* GOAL OF THE EXERCISE *
In the items below, format the lines from the one containing "y-tick-label: 4 <box>44 270 51 282</box>" up to and including the one containing "x-tick-label: 1NOV <box>220 232 251 244</box>" as a Markdown table with the columns Row and Line. Number each row and leave out blank lines.

==== INFORMATION SUPPLIED

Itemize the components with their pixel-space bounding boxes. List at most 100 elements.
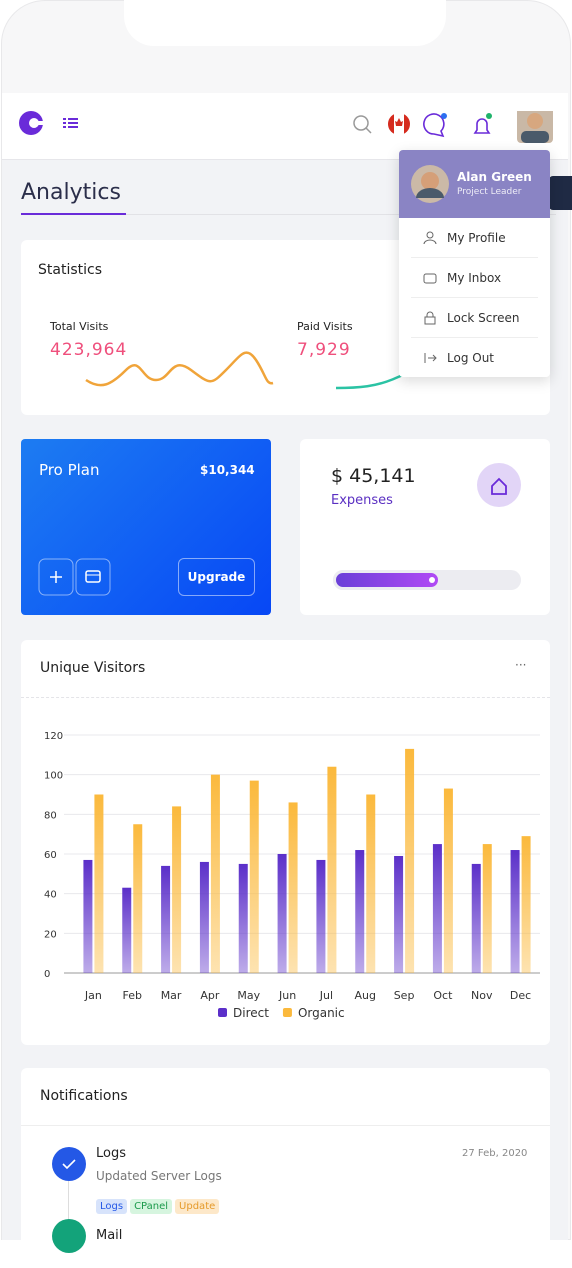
plan-amount: $10,344	[200, 463, 255, 477]
progress-fill	[333, 570, 441, 590]
legend-swatch	[218, 1008, 227, 1017]
progress-dot	[429, 577, 435, 583]
expenses-amount: $ 45,141	[331, 465, 416, 487]
x-tick-label: Jun	[278, 989, 296, 1002]
title-underline	[21, 213, 126, 215]
bar	[443, 788, 453, 973]
bar	[405, 748, 415, 973]
x-tick-label: Dec	[510, 989, 531, 1002]
x-tick-label: Nov	[471, 989, 493, 1002]
menu-item[interactable]: Lock Screen	[411, 298, 538, 338]
x-tick-label: Jan	[84, 989, 102, 1002]
bar	[482, 844, 492, 973]
settings-tab[interactable]	[549, 176, 572, 210]
x-tick-label: Oct	[433, 989, 453, 1002]
mail-icon	[52, 1219, 86, 1253]
card-title: Notifications	[40, 1088, 128, 1104]
bar	[366, 794, 376, 973]
notification-title: Logs	[96, 1146, 126, 1161]
timeline	[68, 1168, 69, 1238]
bar	[316, 859, 326, 973]
menu-label: My Inbox	[447, 270, 502, 285]
notification-title: Mail	[96, 1228, 123, 1243]
stat-value: 423,964	[50, 340, 128, 360]
x-tick-label: Mar	[161, 989, 182, 1002]
page-title: Analytics	[21, 180, 121, 205]
stat-label: Paid Visits	[297, 320, 353, 333]
legend-swatch	[282, 1008, 292, 1017]
visitors-card: Unique Visitors ···	[21, 640, 550, 1045]
x-tick-label: Sep	[394, 989, 415, 1002]
title-rule	[126, 214, 556, 215]
card-divider	[21, 697, 550, 698]
menu-label: My Profile	[447, 230, 506, 245]
top-bar	[2, 93, 568, 160]
check-icon	[52, 1147, 86, 1181]
notification-date: 27 Feb, 2020	[462, 1148, 528, 1159]
y-tick-label: 0	[44, 969, 50, 980]
menu-label: Log Out	[447, 351, 495, 365]
user-role: Project Leader	[457, 187, 522, 197]
bar	[238, 863, 248, 973]
home-icon	[477, 463, 521, 507]
legend-label: Direct	[233, 1006, 269, 1020]
bar	[94, 794, 104, 973]
card-divider	[21, 1125, 550, 1126]
y-tick-label: 100	[44, 771, 63, 782]
card-title: Statistics	[38, 262, 102, 278]
y-tick-label: 40	[44, 890, 57, 901]
y-tick-label: 60	[44, 850, 57, 861]
bar	[355, 850, 365, 973]
x-tick-label: May	[237, 989, 260, 1002]
x-tick-label: Jul	[319, 989, 333, 1002]
bar	[471, 863, 481, 973]
y-tick-label: 20	[44, 929, 57, 940]
logo[interactable]	[16, 109, 86, 141]
bar	[172, 806, 182, 973]
card-title: Pro Plan	[39, 461, 100, 479]
bar	[83, 859, 93, 973]
bar	[133, 824, 143, 973]
upgrade-button[interactable]: Upgrade	[178, 558, 255, 596]
tag: CPanel	[130, 1199, 173, 1214]
menu-label: Lock Screen	[447, 310, 520, 325]
notifications-card: Notifications Logs 27 Feb, 2020 Updated …	[21, 1068, 550, 1268]
bar-chart: 0 20 40 60 80 100 120 Jan Feb Mar Apr May Jun Jul Aug S…	[44, 731, 540, 1020]
bar	[510, 850, 520, 973]
legend-label: Organic	[298, 1006, 345, 1020]
x-tick-label: Feb	[123, 989, 142, 1002]
tag: Update	[175, 1199, 220, 1214]
pro-plan-card: Pro Plan $10,344 Upgrade	[21, 439, 271, 615]
bar	[199, 861, 209, 973]
notch	[124, 0, 446, 46]
plan-actions[interactable]	[38, 558, 113, 596]
tag-list: Logs CPanel Update	[96, 1194, 222, 1214]
stat-label: Total Visits	[50, 320, 109, 333]
more-menu[interactable]: ···	[515, 658, 527, 672]
sparkline	[85, 351, 274, 387]
y-tick-label: 120	[44, 731, 63, 742]
bar	[277, 854, 287, 973]
bar	[327, 766, 337, 973]
header-icons[interactable]	[347, 111, 557, 145]
menu-item[interactable]: My Inbox	[411, 258, 538, 298]
stat-value: 7,929	[297, 340, 351, 360]
bar	[122, 887, 132, 973]
expenses-label: Expenses	[331, 493, 393, 508]
user-name: Alan Green	[457, 170, 532, 184]
notification-text: Updated Server Logs	[96, 1169, 222, 1183]
dropdown-header: Alan Green Project Leader	[399, 150, 550, 218]
bar	[394, 855, 404, 973]
bar	[521, 836, 531, 973]
x-tick-label: Apr	[200, 989, 220, 1002]
menu-item[interactable]: Log Out	[411, 338, 538, 377]
user-dropdown: Alan Green Project Leader My Profile My …	[399, 150, 550, 377]
bar	[432, 844, 442, 973]
bar	[210, 774, 220, 973]
y-tick-label: 80	[44, 810, 57, 821]
menu-item[interactable]: My Profile	[411, 218, 538, 258]
tag: Logs	[96, 1199, 128, 1214]
expenses-card: $ 45,141 Expenses	[300, 439, 550, 615]
bar	[161, 865, 171, 973]
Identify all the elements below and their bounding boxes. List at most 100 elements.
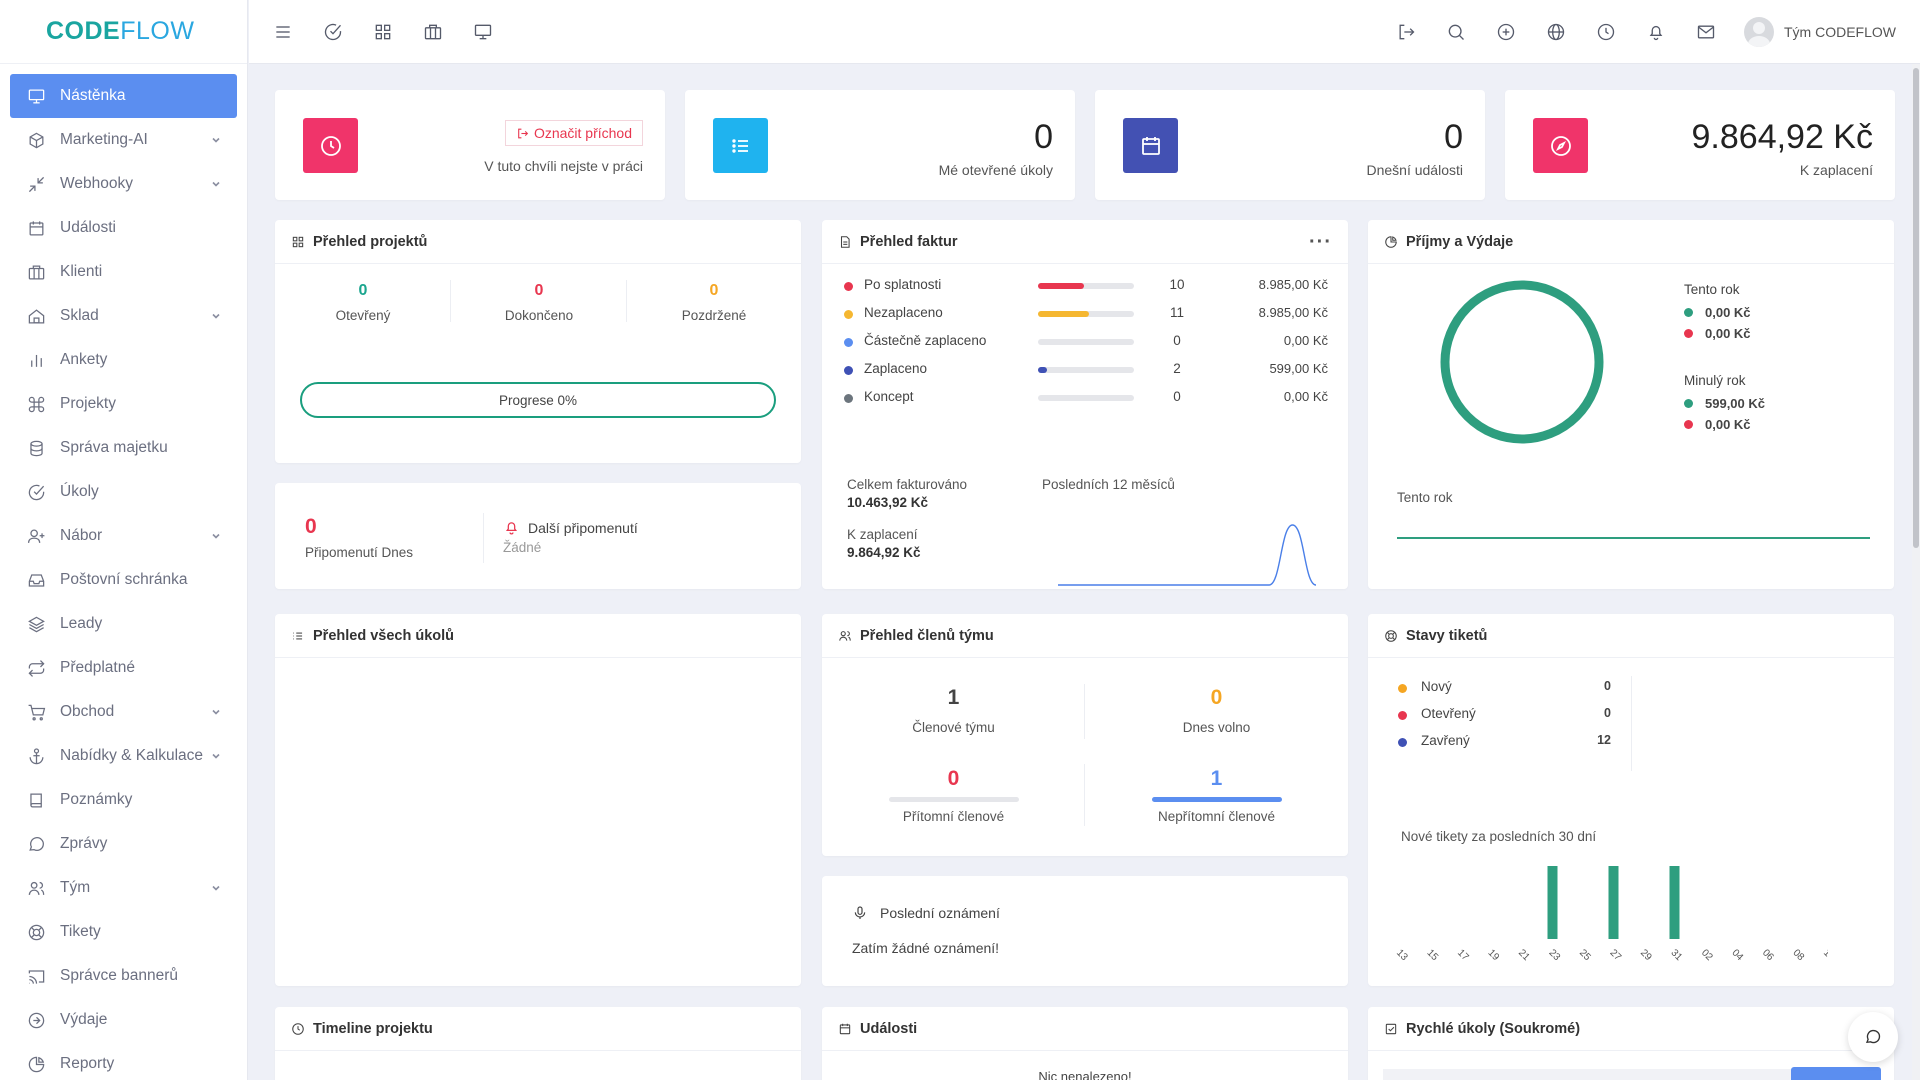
calendar-icon — [839, 1023, 851, 1034]
sidebar-item-8[interactable]: Projekty — [10, 382, 237, 426]
reminders-today[interactable]: 0 Připomenutí Dnes — [305, 515, 413, 560]
invoice-status-label: Po splatnosti — [864, 277, 942, 292]
scrollbar-thumb[interactable] — [1913, 68, 1919, 548]
shrink-icon — [26, 174, 46, 194]
quick-tasks-title: Rychlé úkoly (Soukromé) — [1406, 1020, 1581, 1037]
invoice-status-row[interactable]: Částečně zaplaceno 0 0,00 Kč — [822, 333, 1348, 353]
team-members[interactable]: 1 Členové týmu — [822, 686, 1085, 735]
scrollbar[interactable] — [1912, 64, 1920, 1080]
team-absent[interactable]: 1 Nepřítomní členové — [1085, 767, 1348, 824]
today-events-card[interactable]: 0 Dnešní události — [1095, 90, 1485, 200]
sidebar-item-11[interactable]: Nábor — [10, 514, 237, 558]
clock-in-button[interactable]: Označit příchod — [504, 120, 643, 146]
team-present[interactable]: 0 Přítomní členové — [822, 767, 1085, 824]
ticket-status-row[interactable]: Otevřený 0 — [1368, 706, 1631, 726]
sidebar-item-13[interactable]: Leady — [10, 602, 237, 646]
sidebar-item-3[interactable]: Webhooky — [10, 162, 237, 206]
sidebar-item-23[interactable]: Reporty — [10, 1042, 237, 1080]
invoice-status-row[interactable]: Po splatnosti 10 8.985,00 Kč — [822, 277, 1348, 297]
divider — [483, 513, 484, 563]
plus-circle-icon[interactable] — [1494, 20, 1518, 44]
ticket-x-tick-label: 19 — [1485, 947, 1501, 963]
sidebar-item-14[interactable]: Předplatné — [10, 646, 237, 690]
sidebar-item-19[interactable]: Tým — [10, 866, 237, 910]
sidebar-item-18[interactable]: Zprávy — [10, 822, 237, 866]
bell-icon[interactable] — [1644, 20, 1668, 44]
invoice-status-amount: 8.985,00 Kč — [1258, 305, 1328, 320]
chevron-down-icon[interactable] — [211, 132, 221, 143]
monitor-icon[interactable] — [471, 20, 495, 44]
menu-icon[interactable] — [271, 20, 295, 44]
sidebar-item-15[interactable]: Obchod — [10, 690, 237, 734]
ticket-x-tick-label: 13 — [1394, 947, 1410, 963]
announcements-header[interactable]: Poslední oznámení — [852, 904, 1000, 922]
status-dot — [844, 366, 853, 375]
sidebar-item-12[interactable]: Poštovní schránka — [10, 558, 237, 602]
sidebar-item-10[interactable]: Úkoly — [10, 470, 237, 514]
announcements-card: Poslední oznámení Zatím žádné oznámení! — [822, 876, 1348, 986]
chevron-down-icon[interactable] — [211, 176, 221, 187]
invoice-status-row[interactable]: Nezaplaceno 11 8.985,00 Kč — [822, 305, 1348, 325]
team-present-label: Přítomní členové — [902, 809, 1005, 824]
events-header: Události — [822, 1007, 1348, 1051]
sidebar-nav: Nástěnka Marketing-AI Webhooky Události Klie… — [0, 64, 247, 1080]
grid-icon — [292, 236, 304, 247]
invoices-overview-card: Přehled faktur ··· Po splatnosti 10 8.985,… — [822, 220, 1348, 589]
sidebar-item-20[interactable]: Tikety — [10, 910, 237, 954]
logout-icon[interactable] — [1394, 20, 1418, 44]
invoice-status-label: Koncept — [864, 389, 914, 404]
clock-icon[interactable] — [1594, 20, 1618, 44]
sidebar-item-5[interactable]: Klienti — [10, 250, 237, 294]
chat-button[interactable] — [1848, 1012, 1898, 1062]
ticket-status-row[interactable]: Zavřený 12 — [1368, 733, 1631, 753]
search-icon[interactable] — [1444, 20, 1468, 44]
bell-icon — [505, 522, 518, 535]
file-icon — [840, 235, 850, 248]
projects-done[interactable]: 0 Dokončeno — [451, 282, 627, 323]
team-off-today[interactable]: 0 Dnes volno — [1085, 686, 1348, 735]
sidebar-item-7[interactable]: Ankety — [10, 338, 237, 382]
projects-open[interactable]: 0 Otevřený — [275, 282, 451, 323]
income-donut-ring — [1440, 280, 1604, 444]
quick-task-add-button[interactable] — [1791, 1067, 1881, 1080]
sidebar-item-6[interactable]: Sklad — [10, 294, 237, 338]
ticket-x-tick-label: 02 — [1699, 947, 1715, 963]
chevron-down-icon[interactable] — [211, 704, 221, 715]
sidebar-item-22[interactable]: Výdaje — [10, 998, 237, 1042]
chevron-down-icon[interactable] — [211, 748, 221, 759]
sidebar-item-label: Nástěnka — [60, 87, 126, 104]
sidebar-item-4[interactable]: Události — [10, 206, 237, 250]
user-menu[interactable]: Tým CODEFLOW — [1744, 16, 1896, 47]
sidebar-item-9[interactable]: Správa majetku — [10, 426, 237, 470]
globe-icon[interactable] — [1544, 20, 1568, 44]
sidebar-item-16[interactable]: Nabídky & Kalkulace — [10, 734, 237, 778]
logo[interactable]: CODE FLOW — [0, 0, 247, 64]
sidebar-item-21[interactable]: Správce bannerů — [10, 954, 237, 998]
sidebar-item-17[interactable]: Poznámky — [10, 778, 237, 822]
sidebar-item-label: Webhooky — [60, 175, 133, 192]
ticket-status-row[interactable]: Nový 0 — [1368, 679, 1631, 699]
briefcase-icon[interactable] — [421, 20, 445, 44]
sidebar-item-2[interactable]: Marketing-AI — [10, 118, 237, 162]
chevron-down-icon[interactable] — [211, 528, 221, 539]
to-pay-card[interactable]: 9.864,92 Kč K zaplacení — [1505, 90, 1895, 200]
divider — [1631, 676, 1632, 771]
mail-icon[interactable] — [1694, 20, 1718, 44]
chevron-down-icon[interactable] — [211, 308, 221, 319]
sidebar-item-label: Reporty — [60, 1055, 115, 1072]
chevron-down-icon[interactable] — [211, 880, 221, 891]
open-tasks-card[interactable]: 0 Mé otevřené úkoly — [685, 90, 1075, 200]
grid-icon[interactable] — [371, 20, 395, 44]
quick-task-input[interactable] — [1383, 1069, 1793, 1080]
check-circle-icon[interactable] — [321, 20, 345, 44]
message-icon — [26, 834, 46, 854]
invoice-status-row[interactable]: Zaplaceno 2 599,00 Kč — [822, 361, 1348, 381]
invoice-status-row[interactable]: Koncept 0 0,00 Kč — [822, 389, 1348, 409]
projects-held[interactable]: 0 Pozdržené — [627, 282, 801, 323]
book-icon — [26, 790, 46, 810]
more-options-icon[interactable]: ··· — [1309, 230, 1332, 253]
repeat-icon — [26, 658, 46, 678]
sidebar-item-1[interactable]: Nástěnka — [10, 74, 237, 118]
next-reminder[interactable]: Další připomenutí Žádné — [503, 519, 638, 556]
sidebar-item-label: Poštovní schránka — [60, 571, 188, 588]
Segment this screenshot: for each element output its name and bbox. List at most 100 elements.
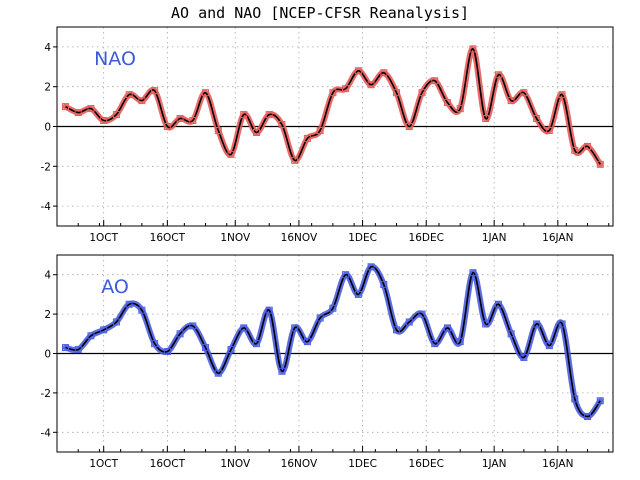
y-tick-label: 4 <box>44 270 51 282</box>
data-point <box>125 300 133 308</box>
data-point <box>227 150 235 158</box>
data-point <box>533 320 541 328</box>
series-line <box>65 48 601 165</box>
data-point <box>316 126 324 134</box>
data-point <box>571 395 579 403</box>
data-point <box>380 281 388 289</box>
data-point <box>520 353 528 361</box>
data-point <box>443 324 451 332</box>
series-marker-band <box>62 263 604 420</box>
data-point <box>163 123 171 130</box>
data-point <box>342 271 350 279</box>
data-point <box>265 306 273 314</box>
data-point <box>520 89 528 97</box>
x-tick-label: 1OCT <box>89 458 118 470</box>
x-tick-label: 16JAN <box>542 232 573 244</box>
data-point <box>202 344 210 352</box>
data-point <box>291 324 299 332</box>
data-point <box>176 330 184 338</box>
data-point <box>176 115 184 123</box>
data-point <box>291 156 299 164</box>
data-point <box>494 300 502 308</box>
x-tick-label: 16DEC <box>409 232 444 244</box>
data-point <box>482 115 490 123</box>
data-point <box>125 91 133 99</box>
x-tick-label: 1DEC <box>348 232 377 244</box>
y-tick-label: -4 <box>41 201 52 213</box>
data-point <box>240 111 248 119</box>
x-tick-label: 1DEC <box>348 458 377 470</box>
y-tick-label: -2 <box>41 388 51 400</box>
x-tick-label: 16JAN <box>542 458 573 470</box>
series-line <box>65 265 601 418</box>
data-point <box>100 326 108 334</box>
x-tick-label: 1NOV <box>220 232 251 244</box>
data-point <box>138 306 146 314</box>
x-tick-label: 16NOV <box>281 458 318 470</box>
data-point <box>545 342 553 350</box>
x-tick-label: 1JAN <box>482 458 507 470</box>
nao-panel: -4 -2 0 2 4 1OCT 16OCT 1NOV 16NOV 1DEC 16DEC 1JAN 16… <box>41 26 614 244</box>
data-point <box>367 263 375 271</box>
data-point <box>418 89 426 97</box>
y-tick-label: 0 <box>44 122 51 134</box>
data-point <box>393 326 401 334</box>
data-point <box>112 111 120 119</box>
y-tick-label: -2 <box>41 161 51 173</box>
data-point <box>329 89 337 97</box>
data-point <box>112 318 120 326</box>
x-tick-label: 1OCT <box>89 232 118 244</box>
x-tick-label: 16DEC <box>409 458 444 470</box>
data-point <box>469 45 477 53</box>
data-point <box>405 123 413 130</box>
x-tick-label: 1NOV <box>220 458 251 470</box>
chart-title: AO and NAO [NCEP-CFSR Reanalysis] <box>171 4 469 22</box>
data-point <box>151 340 159 348</box>
data-point <box>596 160 604 168</box>
y-tick-label: -4 <box>41 427 52 439</box>
y-tick-label: 0 <box>44 349 51 361</box>
data-point <box>252 340 260 348</box>
data-point <box>87 332 95 340</box>
data-point <box>316 314 324 322</box>
data-point <box>354 67 362 75</box>
data-point <box>533 115 541 123</box>
data-point <box>558 91 566 99</box>
data-point <box>252 128 260 136</box>
data-point <box>151 87 159 95</box>
data-point <box>278 121 286 129</box>
data-point <box>456 105 464 113</box>
data-point <box>507 330 515 338</box>
data-point <box>596 397 604 405</box>
data-point <box>431 340 439 348</box>
data-point <box>584 413 592 421</box>
series-label: NAO <box>94 48 136 70</box>
y-tick-label: 2 <box>44 82 51 94</box>
x-tick-label: 16OCT <box>150 458 186 470</box>
data-point <box>87 105 95 113</box>
data-point <box>227 346 235 354</box>
data-point <box>74 346 82 354</box>
data-point <box>405 318 413 326</box>
y-tick-label: 4 <box>44 42 51 54</box>
x-tick-label: 16OCT <box>150 232 186 244</box>
data-point <box>265 111 273 119</box>
data-point <box>100 117 108 125</box>
data-point <box>61 344 69 352</box>
data-point <box>138 97 146 105</box>
series-marker-band <box>62 45 604 168</box>
data-point <box>584 142 592 150</box>
data-point <box>469 269 477 277</box>
data-point <box>418 310 426 318</box>
data-point <box>443 99 451 107</box>
data-point <box>431 77 439 85</box>
data-point <box>189 117 197 125</box>
data-point <box>507 97 515 105</box>
data-point <box>202 89 210 97</box>
data-point <box>456 338 464 346</box>
data-point <box>214 369 222 377</box>
data-point <box>303 134 311 142</box>
data-point <box>482 320 490 328</box>
series-label: AO <box>101 276 129 298</box>
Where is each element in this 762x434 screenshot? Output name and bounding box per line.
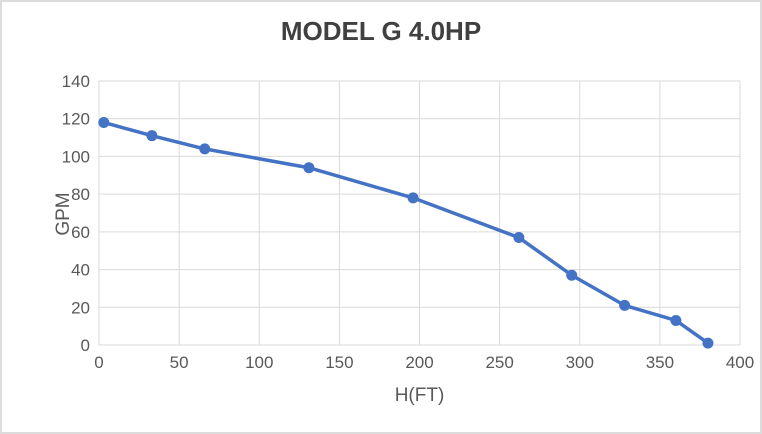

========

* EXERCISE OUTPUT *
| Row | Line |
|---|---|
| 1 | y-tick-label: 4 <box>44 270 51 282</box> |
| 2 | data-point <box>125 300 133 308</box> |
| 3 | data-point <box>227 150 235 158</box> |
| 4 | data-point <box>533 320 541 328</box> |
| 5 | series-line <box>65 48 601 165</box> |
| 6 | data-point <box>316 126 324 134</box> |
| 7 | data-point <box>571 395 579 403</box> |
| 8 | data-point <box>380 281 388 289</box> |
| 9 | data-point <box>520 353 528 361</box> |
| 10 | data-point <box>443 324 451 332</box> |
| 11 | series-marker-band <box>62 263 604 420</box> |
| 12 | data-point <box>163 123 171 130</box> |
| 13 | data-point <box>342 271 350 279</box> |
| 14 | data-point <box>265 306 273 314</box> |
| 15 | data-point <box>520 89 528 97</box> |
| 16 | x-tick-label: 1OCT <box>89 458 118 470</box> |
| 17 | x-tick-label: 16JAN <box>542 232 573 244</box> |
| 18 | data-point <box>202 344 210 352</box> |
| 19 | data-point <box>291 324 299 332</box> |
| 20 | data-point <box>176 330 184 338</box> |
| 21 | data-point <box>176 115 184 123</box> |
| 22 | data-point <box>291 156 299 164</box> |
| 23 | data-point <box>494 300 502 308</box> |
| 24 | x-tick-label: 16DEC <box>409 232 444 244</box> |
| 25 | data-point <box>482 115 490 123</box> |
| 26 | data-point <box>125 91 133 99</box> |
| 27 | x-tick-label: 1DEC <box>348 232 377 244</box> |
| 28 | y-tick-label: -4 <box>41 201 52 213</box> |
| 29 | data-point <box>240 111 248 119</box> |
| 30 | x-tick-label: 1DEC <box>348 458 377 470</box> |
| 31 | y-tick-label: -2 <box>41 388 51 400</box> |
| 32 | x-tick-label: 16JAN <box>542 458 573 470</box> |
| 33 | series-line <box>65 265 601 418</box> |
| 34 | data-point <box>100 326 108 334</box> |
| 35 | x-tick-label: 1NOV <box>220 232 251 244</box> |